** Start Data provided **

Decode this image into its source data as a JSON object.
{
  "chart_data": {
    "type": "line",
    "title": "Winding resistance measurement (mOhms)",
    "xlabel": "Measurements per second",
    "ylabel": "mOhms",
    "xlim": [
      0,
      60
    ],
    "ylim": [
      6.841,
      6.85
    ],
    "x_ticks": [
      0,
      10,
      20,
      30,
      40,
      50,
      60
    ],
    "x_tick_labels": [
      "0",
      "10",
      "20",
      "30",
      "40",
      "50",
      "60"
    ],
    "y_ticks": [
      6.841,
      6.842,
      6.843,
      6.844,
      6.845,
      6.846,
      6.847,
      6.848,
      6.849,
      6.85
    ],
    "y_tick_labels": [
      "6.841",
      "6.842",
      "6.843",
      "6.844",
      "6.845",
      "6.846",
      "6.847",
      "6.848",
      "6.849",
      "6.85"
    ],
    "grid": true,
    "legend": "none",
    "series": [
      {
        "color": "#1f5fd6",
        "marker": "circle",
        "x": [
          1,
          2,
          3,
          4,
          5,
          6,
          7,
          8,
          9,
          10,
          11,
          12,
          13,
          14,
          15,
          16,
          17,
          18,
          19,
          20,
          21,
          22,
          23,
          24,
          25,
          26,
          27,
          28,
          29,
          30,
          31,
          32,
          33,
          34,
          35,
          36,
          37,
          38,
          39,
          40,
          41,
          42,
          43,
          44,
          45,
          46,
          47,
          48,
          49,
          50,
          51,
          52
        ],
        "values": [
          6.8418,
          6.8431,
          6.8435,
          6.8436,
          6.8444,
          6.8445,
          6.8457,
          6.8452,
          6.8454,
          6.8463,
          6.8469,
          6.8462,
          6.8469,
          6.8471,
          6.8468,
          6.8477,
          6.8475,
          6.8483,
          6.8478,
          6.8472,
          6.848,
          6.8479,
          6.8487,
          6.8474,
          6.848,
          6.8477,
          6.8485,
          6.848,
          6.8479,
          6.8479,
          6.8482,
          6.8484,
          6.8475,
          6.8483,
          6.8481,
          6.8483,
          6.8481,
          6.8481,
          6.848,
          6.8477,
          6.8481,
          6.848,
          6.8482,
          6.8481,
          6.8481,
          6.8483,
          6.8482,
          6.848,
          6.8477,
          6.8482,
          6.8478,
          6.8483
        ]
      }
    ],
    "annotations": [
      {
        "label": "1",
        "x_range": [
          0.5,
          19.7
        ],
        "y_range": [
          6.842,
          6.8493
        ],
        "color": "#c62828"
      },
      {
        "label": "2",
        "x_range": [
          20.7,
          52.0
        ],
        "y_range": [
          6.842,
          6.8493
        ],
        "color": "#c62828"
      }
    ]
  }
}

** End Data provided **

- Goal of the exercise
Identify and copy all lines with the word "mOhms".

- The result
    "title": "Winding resistance measurement (mOhms)",
    "ylabel": "mOhms",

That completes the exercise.